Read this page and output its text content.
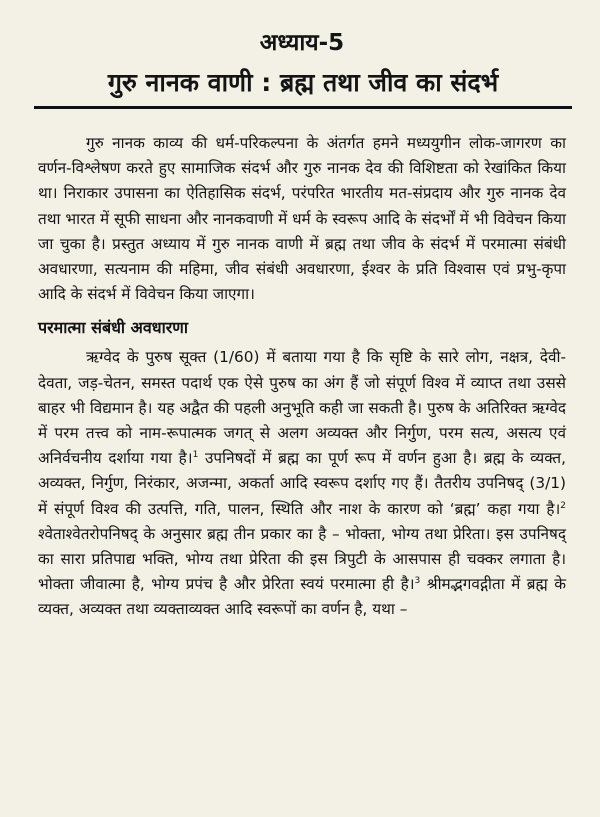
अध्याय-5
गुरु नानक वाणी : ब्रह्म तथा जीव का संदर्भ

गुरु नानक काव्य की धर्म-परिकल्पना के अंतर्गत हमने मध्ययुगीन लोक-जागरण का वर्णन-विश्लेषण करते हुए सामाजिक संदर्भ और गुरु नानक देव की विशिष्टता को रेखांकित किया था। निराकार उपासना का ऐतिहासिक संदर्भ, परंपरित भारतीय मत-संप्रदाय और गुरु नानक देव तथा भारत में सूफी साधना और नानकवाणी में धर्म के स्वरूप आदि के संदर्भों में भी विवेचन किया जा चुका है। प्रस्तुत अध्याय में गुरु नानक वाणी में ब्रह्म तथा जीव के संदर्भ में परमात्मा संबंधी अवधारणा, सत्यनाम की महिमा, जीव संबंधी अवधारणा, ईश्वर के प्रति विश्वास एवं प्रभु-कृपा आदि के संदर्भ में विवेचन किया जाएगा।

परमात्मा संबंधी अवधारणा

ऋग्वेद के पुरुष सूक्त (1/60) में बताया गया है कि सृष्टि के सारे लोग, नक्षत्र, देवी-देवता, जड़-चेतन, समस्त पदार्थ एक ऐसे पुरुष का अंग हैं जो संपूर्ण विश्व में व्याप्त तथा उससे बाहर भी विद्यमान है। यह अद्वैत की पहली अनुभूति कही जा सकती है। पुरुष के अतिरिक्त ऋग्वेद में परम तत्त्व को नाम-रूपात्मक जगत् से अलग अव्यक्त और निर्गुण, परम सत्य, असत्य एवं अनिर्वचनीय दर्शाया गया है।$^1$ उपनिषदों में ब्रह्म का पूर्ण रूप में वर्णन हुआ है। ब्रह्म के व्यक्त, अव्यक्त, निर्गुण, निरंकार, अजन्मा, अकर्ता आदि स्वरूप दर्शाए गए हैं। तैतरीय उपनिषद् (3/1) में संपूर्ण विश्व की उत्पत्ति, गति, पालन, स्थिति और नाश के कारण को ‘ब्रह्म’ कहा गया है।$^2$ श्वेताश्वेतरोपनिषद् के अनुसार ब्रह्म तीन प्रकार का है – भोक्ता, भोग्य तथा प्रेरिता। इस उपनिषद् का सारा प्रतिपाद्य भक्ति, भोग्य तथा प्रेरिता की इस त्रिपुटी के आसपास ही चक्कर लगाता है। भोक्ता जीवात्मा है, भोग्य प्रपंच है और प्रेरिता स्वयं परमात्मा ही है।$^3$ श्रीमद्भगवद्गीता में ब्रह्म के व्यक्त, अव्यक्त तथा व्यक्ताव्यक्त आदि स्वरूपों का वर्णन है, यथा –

※

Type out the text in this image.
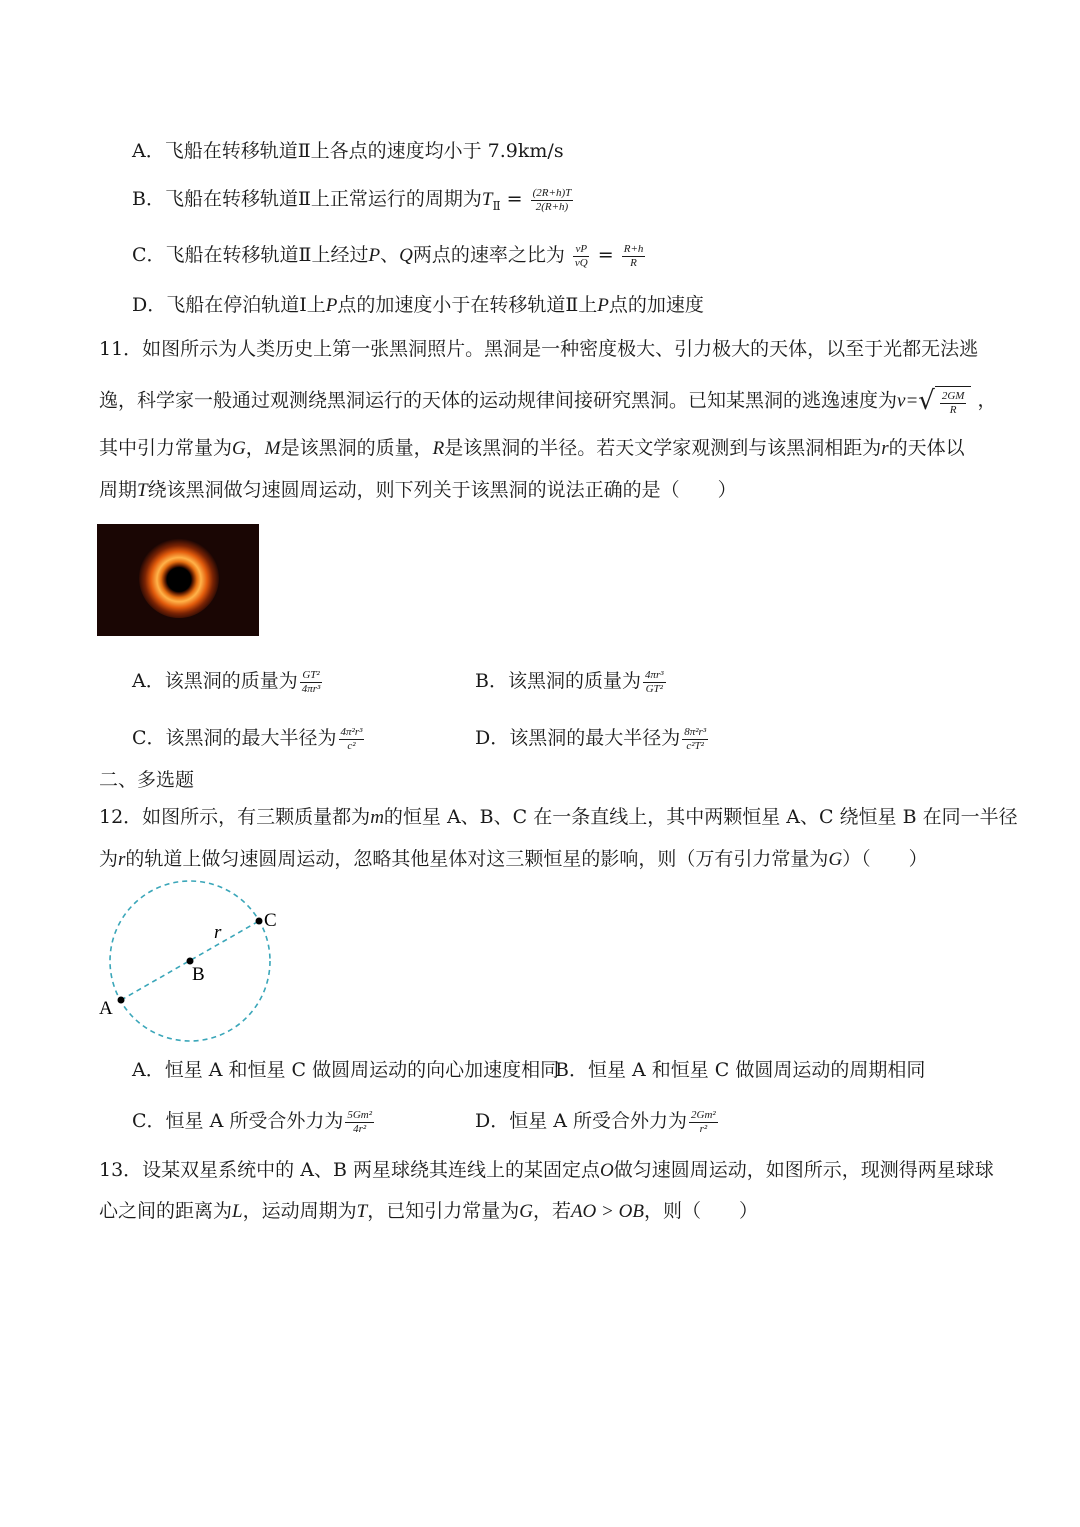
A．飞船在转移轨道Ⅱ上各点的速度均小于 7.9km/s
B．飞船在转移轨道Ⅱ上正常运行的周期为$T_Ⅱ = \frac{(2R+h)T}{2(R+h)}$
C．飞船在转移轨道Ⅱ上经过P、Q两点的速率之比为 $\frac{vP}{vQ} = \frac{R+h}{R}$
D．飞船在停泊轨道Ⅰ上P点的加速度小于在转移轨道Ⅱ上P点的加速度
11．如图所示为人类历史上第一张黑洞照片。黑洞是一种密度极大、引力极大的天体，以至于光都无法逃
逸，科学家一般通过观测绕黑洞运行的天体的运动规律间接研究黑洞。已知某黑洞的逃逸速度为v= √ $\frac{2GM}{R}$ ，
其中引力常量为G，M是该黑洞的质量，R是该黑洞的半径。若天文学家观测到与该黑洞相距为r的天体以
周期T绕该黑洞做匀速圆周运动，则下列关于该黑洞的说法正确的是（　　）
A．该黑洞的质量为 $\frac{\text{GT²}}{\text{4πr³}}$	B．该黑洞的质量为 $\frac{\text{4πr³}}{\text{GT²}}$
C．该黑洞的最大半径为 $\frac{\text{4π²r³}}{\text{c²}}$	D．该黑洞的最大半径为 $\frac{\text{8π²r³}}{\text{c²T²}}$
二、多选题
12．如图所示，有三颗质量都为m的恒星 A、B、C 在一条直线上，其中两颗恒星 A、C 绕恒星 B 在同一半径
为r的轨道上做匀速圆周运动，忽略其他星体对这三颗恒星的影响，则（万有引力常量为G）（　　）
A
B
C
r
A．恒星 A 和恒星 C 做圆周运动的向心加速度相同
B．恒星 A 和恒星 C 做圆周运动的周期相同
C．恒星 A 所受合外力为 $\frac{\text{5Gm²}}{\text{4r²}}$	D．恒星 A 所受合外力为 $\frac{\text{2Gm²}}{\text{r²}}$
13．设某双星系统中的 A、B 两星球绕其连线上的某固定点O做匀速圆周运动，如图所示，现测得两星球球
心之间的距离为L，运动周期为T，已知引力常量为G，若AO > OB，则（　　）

※

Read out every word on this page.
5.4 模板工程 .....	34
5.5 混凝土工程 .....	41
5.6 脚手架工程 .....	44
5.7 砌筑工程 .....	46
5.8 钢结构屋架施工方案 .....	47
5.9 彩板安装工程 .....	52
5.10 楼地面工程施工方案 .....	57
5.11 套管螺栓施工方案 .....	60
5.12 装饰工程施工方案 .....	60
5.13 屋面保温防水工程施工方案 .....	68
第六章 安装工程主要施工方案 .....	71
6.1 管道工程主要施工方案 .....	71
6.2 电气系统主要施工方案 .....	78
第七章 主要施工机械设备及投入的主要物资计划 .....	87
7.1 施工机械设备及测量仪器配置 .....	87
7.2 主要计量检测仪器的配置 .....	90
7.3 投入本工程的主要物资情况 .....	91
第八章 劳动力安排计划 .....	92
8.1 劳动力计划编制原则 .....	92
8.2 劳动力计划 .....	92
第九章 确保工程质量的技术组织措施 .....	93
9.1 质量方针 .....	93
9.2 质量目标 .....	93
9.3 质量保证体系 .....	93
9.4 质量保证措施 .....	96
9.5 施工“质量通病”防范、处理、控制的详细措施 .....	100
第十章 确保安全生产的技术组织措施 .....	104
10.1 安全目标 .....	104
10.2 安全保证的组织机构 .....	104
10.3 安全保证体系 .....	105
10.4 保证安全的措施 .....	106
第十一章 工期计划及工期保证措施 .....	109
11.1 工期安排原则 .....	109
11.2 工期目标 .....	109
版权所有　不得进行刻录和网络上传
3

※

Return every line holding the word "text" from the records.

**Complete answer:**
Read this page and output its text content.
Type out the text in this image.
A．该黑洞的质量为 $\frac{\text{GT²}}{\text{4πr³}}$	B．该黑洞的质量为 $\frac{\text{4πr³}}{\text{GT²}}$
C．该黑洞的最大半径为 $\frac{\text{4π²r³}}{\text{c²}}$	D．该黑洞的最大半径为 $\frac{\text{8π²r³}}{\text{c²T²}}$
C．恒星 A 所受合外力为 $\frac{\text{5Gm²}}{\text{4r²}}$	D．恒星 A 所受合外力为 $\frac{\text{2Gm²}}{\text{r²}}$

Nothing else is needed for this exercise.